## GOAL OF THE EXERCISE
Below is the data. Give it again, complete and exact.

---- ENTRIES

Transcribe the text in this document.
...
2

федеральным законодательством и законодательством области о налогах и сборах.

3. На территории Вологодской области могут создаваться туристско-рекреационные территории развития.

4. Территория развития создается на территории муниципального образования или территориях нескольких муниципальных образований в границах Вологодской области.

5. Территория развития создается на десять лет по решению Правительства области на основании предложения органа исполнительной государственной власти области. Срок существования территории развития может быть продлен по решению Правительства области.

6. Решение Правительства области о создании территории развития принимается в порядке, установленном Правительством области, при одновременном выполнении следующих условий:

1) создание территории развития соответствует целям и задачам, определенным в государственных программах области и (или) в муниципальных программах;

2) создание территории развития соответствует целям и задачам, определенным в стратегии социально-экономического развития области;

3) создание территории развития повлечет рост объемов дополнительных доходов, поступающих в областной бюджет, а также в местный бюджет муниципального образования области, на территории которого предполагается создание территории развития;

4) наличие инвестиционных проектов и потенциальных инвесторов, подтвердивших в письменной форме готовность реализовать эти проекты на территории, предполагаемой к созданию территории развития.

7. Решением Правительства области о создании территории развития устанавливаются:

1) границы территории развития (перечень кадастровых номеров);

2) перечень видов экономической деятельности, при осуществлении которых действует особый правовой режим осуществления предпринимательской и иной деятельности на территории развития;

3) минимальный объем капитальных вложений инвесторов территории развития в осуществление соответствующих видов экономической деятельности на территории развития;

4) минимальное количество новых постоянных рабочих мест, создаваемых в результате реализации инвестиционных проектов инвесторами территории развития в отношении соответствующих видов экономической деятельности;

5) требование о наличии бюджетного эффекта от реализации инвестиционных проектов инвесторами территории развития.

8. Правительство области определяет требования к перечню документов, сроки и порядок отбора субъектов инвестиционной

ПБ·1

--------

## FINAL ANSWER
Transcribe the text in this document.
...
2

федеральным законодательством и законодательством области о налогах и сборах.

3. На территории Вологодской области могут создаваться туристско-рекреационные территории развития.

4. Территория развития создается на территории муниципального образования или территориях нескольких муниципальных образований в границах Вологодской области.

5. Территория развития создается на десять лет по решению Правительства области на основании предложения органа исполнительной государственной власти области. Срок существования территории развития может быть продлен по решению Правительства области.

6. Решение Правительства области о создании территории развития принимается в порядке, установленном Правительством области, при одновременном выполнении следующих условий:

1) создание территории развития соответствует целям и задачам, определенным в государственных программах области и (или) в муниципальных программах;

2) создание территории развития соответствует целям и задачам, определенным в стратегии социально-экономического развития области;

3) создание территории развития повлечет рост объемов дополнительных доходов, поступающих в областной бюджет, а также в местный бюджет муниципального образования области, на территории которого предполагается создание территории развития;

4) наличие инвестиционных проектов и потенциальных инвесторов, подтвердивших в письменной форме готовность реализовать эти проекты на территории, предполагаемой к созданию территории развития.

7. Решением Правительства области о создании территории развития устанавливаются:

1) границы территории развития (перечень кадастровых номеров);

2) перечень видов экономической деятельности, при осуществлении которых действует особый правовой режим осуществления предпринимательской и иной деятельности на территории развития;

3) минимальный объем капитальных вложений инвесторов территории развития в осуществление соответствующих видов экономической деятельности на территории развития;

4) минимальное количество новых постоянных рабочих мест, создаваемых в результате реализации инвестиционных проектов инвесторами территории развития в отношении соответствующих видов экономической деятельности;

5) требование о наличии бюджетного эффекта от реализации инвестиционных проектов инвесторами территории развития.

8. Правительство области определяет требования к перечню документов, сроки и порядок отбора субъектов инвестиционной

ПБ·1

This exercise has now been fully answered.